Data entries
::::::::

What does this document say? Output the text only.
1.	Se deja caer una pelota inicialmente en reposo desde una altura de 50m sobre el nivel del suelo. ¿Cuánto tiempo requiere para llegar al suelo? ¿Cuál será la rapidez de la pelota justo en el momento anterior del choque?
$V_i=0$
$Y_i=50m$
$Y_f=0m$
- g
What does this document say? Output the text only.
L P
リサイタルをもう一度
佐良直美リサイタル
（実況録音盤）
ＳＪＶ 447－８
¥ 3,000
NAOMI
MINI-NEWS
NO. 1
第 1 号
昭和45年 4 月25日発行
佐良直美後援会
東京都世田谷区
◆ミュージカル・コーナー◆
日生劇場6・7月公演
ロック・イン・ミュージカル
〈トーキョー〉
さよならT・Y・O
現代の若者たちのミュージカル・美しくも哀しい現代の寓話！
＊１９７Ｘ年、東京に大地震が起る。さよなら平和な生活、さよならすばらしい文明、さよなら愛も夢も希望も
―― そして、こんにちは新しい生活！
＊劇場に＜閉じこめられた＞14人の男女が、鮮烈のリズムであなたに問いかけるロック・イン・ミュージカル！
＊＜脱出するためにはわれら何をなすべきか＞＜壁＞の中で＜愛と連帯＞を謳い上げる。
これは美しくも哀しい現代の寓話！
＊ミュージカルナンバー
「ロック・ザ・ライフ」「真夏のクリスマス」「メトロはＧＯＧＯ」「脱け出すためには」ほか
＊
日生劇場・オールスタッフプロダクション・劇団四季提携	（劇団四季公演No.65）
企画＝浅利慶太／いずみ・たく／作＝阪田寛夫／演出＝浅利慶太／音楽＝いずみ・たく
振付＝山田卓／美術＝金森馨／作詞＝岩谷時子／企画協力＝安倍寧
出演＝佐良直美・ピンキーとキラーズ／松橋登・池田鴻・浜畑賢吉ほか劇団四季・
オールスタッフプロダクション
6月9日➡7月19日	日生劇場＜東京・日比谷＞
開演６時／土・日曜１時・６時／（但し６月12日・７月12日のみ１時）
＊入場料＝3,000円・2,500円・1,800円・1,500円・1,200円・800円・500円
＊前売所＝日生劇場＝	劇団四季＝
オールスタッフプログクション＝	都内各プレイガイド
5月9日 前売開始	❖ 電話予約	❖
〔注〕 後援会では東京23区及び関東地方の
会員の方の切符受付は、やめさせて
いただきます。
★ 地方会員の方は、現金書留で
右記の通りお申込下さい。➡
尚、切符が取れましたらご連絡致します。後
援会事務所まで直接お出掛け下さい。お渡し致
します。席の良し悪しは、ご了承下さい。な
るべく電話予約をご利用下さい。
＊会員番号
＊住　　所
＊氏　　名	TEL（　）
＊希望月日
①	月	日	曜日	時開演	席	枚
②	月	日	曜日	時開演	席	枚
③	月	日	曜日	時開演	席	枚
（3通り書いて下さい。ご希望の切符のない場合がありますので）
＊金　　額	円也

::::::::

PROBLEM REQUIREMENTS
Of the lines above, how many contain the word "オールスタッフプロダクション"? Provide the number and nothing else.

RIGHT ANSWER
2